Written request:
The entries below should be transcribed in their entirety, exactly as written.

Material supplied:
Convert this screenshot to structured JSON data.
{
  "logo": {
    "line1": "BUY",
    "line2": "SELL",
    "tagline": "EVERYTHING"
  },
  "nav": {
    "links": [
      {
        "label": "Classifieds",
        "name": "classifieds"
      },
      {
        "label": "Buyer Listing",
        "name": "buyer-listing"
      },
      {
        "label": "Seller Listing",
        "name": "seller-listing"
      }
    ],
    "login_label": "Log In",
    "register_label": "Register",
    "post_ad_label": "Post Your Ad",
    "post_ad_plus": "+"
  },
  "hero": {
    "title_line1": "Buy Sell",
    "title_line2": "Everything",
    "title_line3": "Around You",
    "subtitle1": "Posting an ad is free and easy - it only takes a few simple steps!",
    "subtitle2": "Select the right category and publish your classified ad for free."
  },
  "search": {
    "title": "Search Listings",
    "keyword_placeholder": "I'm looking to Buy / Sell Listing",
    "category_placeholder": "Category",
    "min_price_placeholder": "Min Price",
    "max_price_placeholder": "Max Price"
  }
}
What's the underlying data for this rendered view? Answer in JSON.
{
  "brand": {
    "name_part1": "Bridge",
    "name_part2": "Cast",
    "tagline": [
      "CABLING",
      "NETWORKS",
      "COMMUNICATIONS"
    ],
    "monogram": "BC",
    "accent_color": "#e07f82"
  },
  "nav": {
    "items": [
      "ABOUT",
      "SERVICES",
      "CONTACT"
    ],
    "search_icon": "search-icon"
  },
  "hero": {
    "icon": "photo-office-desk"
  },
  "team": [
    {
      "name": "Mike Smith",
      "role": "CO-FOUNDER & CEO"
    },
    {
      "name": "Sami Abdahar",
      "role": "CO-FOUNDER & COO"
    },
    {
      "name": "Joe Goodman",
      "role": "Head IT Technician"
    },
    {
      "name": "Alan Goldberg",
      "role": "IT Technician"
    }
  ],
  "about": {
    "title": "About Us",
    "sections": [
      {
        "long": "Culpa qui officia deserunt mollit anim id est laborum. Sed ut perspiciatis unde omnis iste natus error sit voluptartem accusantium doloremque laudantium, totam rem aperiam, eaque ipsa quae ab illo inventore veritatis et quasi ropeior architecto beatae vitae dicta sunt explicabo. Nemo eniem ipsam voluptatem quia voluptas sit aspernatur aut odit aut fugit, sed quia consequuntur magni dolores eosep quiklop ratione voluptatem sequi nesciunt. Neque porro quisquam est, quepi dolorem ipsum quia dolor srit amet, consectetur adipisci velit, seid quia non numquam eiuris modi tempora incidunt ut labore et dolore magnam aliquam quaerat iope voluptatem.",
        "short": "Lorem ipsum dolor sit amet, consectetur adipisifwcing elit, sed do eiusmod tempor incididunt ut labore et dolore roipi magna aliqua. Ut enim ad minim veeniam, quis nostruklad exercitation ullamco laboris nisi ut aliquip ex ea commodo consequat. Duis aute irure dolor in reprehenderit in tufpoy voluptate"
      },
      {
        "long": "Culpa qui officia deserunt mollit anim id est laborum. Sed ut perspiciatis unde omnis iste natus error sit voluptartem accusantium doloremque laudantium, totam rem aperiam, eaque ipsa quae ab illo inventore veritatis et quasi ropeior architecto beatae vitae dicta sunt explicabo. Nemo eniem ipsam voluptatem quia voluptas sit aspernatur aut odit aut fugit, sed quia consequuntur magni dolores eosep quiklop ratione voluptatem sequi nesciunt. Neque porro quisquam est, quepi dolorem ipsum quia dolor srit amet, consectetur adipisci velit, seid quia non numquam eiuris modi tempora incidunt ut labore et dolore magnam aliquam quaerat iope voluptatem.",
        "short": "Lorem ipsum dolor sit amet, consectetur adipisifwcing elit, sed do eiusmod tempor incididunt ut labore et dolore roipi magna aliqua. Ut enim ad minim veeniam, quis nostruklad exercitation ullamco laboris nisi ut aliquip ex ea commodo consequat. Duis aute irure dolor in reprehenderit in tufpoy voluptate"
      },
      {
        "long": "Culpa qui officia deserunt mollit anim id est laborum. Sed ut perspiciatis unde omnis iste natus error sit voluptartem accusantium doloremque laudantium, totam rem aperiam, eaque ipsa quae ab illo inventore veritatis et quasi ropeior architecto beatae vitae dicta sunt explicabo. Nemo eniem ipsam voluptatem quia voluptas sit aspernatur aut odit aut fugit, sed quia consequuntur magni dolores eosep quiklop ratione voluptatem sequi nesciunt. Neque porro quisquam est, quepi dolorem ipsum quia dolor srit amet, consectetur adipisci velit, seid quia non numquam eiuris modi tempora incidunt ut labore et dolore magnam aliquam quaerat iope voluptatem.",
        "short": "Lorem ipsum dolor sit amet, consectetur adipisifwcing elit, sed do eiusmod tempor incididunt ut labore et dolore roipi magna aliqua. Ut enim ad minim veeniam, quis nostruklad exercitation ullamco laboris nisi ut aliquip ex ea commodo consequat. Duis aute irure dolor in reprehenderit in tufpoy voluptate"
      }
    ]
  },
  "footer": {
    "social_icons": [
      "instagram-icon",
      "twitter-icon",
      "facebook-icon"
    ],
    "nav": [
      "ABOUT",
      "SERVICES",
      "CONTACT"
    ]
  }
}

Task answer:
Convert this screenshot to structured JSON data.
{
  "logo": {
    "line1": "BUY",
    "line2": "SELL",
    "tagline": "EVERYTHING"
  },
  "nav": {
    "links": [
      {
        "label": "Classifieds",
        "name": "classifieds"
      },
      {
        "label": "Buyer Listing",
        "name": "buyer-listing"
      },
      {
        "label": "Seller Listing",
        "name": "seller-listing"
      }
    ],
    "login_label": "Log In",
    "register_label": "Register",
    "post_ad_label": "Post Your Ad",
    "post_ad_plus": "+"
  },
  "hero": {
    "title_line1": "Buy Sell",
    "title_line2": "Everything",
    "title_line3": "Around You",
    "subtitle1": "Posting an ad is free and easy - it only takes a few simple steps!",
    "subtitle2": "Select the right category and publish your classified ad for free."
  },
  "search": {
    "title": "Search Listings",
    "keyword_placeholder": "I'm looking to Buy / Sell Listing",
    "category_placeholder": "Category",
    "min_price_placeholder": "Min Price",
    "max_price_placeholder": "Max Price"
  }
}
What's the underlying data for this rendered view? Answer in JSON.
{
  "brand": {
    "name_part1": "Bridge",
    "name_part2": "Cast",
    "tagline": [
      "CABLING",
      "NETWORKS",
      "COMMUNICATIONS"
    ],
    "monogram": "BC",
    "accent_color": "#e07f82"
  },
  "nav": {
    "items": [
      "ABOUT",
      "SERVICES",
      "CONTACT"
    ],
    "search_icon": "search-icon"
  },
  "hero": {
    "icon": "photo-office-desk"
  },
  "team": [
    {
      "name": "Mike Smith",
      "role": "CO-FOUNDER & CEO"
    },
    {
      "name": "Sami Abdahar",
      "role": "CO-FOUNDER & COO"
    },
    {
      "name": "Joe Goodman",
      "role": "Head IT Technician"
    },
    {
      "name": "Alan Goldberg",
      "role": "IT Technician"
    }
  ],
  "about": {
    "title": "About Us",
    "sections": [
      {
        "long": "Culpa qui officia deserunt mollit anim id est laborum. Sed ut perspiciatis unde omnis iste natus error sit voluptartem accusantium doloremque laudantium, totam rem aperiam, eaque ipsa quae ab illo inventore veritatis et quasi ropeior architecto beatae vitae dicta sunt explicabo. Nemo eniem ipsam voluptatem quia voluptas sit aspernatur aut odit aut fugit, sed quia consequuntur magni dolores eosep quiklop ratione voluptatem sequi nesciunt. Neque porro quisquam est, quepi dolorem ipsum quia dolor srit amet, consectetur adipisci velit, seid quia non numquam eiuris modi tempora incidunt ut labore et dolore magnam aliquam quaerat iope voluptatem.",
        "short": "Lorem ipsum dolor sit amet, consectetur adipisifwcing elit, sed do eiusmod tempor incididunt ut labore et dolore roipi magna aliqua. Ut enim ad minim veeniam, quis nostruklad exercitation ullamco laboris nisi ut aliquip ex ea commodo consequat. Duis aute irure dolor in reprehenderit in tufpoy voluptate"
      },
      {
        "long": "Culpa qui officia deserunt mollit anim id est laborum. Sed ut perspiciatis unde omnis iste natus error sit voluptartem accusantium doloremque laudantium, totam rem aperiam, eaque ipsa quae ab illo inventore veritatis et quasi ropeior architecto beatae vitae dicta sunt explicabo. Nemo eniem ipsam voluptatem quia voluptas sit aspernatur aut odit aut fugit, sed quia consequuntur magni dolores eosep quiklop ratione voluptatem sequi nesciunt. Neque porro quisquam est, quepi dolorem ipsum quia dolor srit amet, consectetur adipisci velit, seid quia non numquam eiuris modi tempora incidunt ut labore et dolore magnam aliquam quaerat iope voluptatem.",
        "short": "Lorem ipsum dolor sit amet, consectetur adipisifwcing elit, sed do eiusmod tempor incididunt ut labore et dolore roipi magna aliqua. Ut enim ad minim veeniam, quis nostruklad exercitation ullamco laboris nisi ut aliquip ex ea commodo consequat. Duis aute irure dolor in reprehenderit in tufpoy voluptate"
      },
      {
        "long": "Culpa qui officia deserunt mollit anim id est laborum. Sed ut perspiciatis unde omnis iste natus error sit voluptartem accusantium doloremque laudantium, totam rem aperiam, eaque ipsa quae ab illo inventore veritatis et quasi ropeior architecto beatae vitae dicta sunt explicabo. Nemo eniem ipsam voluptatem quia voluptas sit aspernatur aut odit aut fugit, sed quia consequuntur magni dolores eosep quiklop ratione voluptatem sequi nesciunt. Neque porro quisquam est, quepi dolorem ipsum quia dolor srit amet, consectetur adipisci velit, seid quia non numquam eiuris modi tempora incidunt ut labore et dolore magnam aliquam quaerat iope voluptatem.",
        "short": "Lorem ipsum dolor sit amet, consectetur adipisifwcing elit, sed do eiusmod tempor incididunt ut labore et dolore roipi magna aliqua. Ut enim ad minim veeniam, quis nostruklad exercitation ullamco laboris nisi ut aliquip ex ea commodo consequat. Duis aute irure dolor in reprehenderit in tufpoy voluptate"
      }
    ]
  },
  "footer": {
    "social_icons": [
      "instagram-icon",
      "twitter-icon",
      "facebook-icon"
    ],
    "nav": [
      "ABOUT",
      "SERVICES",
      "CONTACT"
    ]
  }
}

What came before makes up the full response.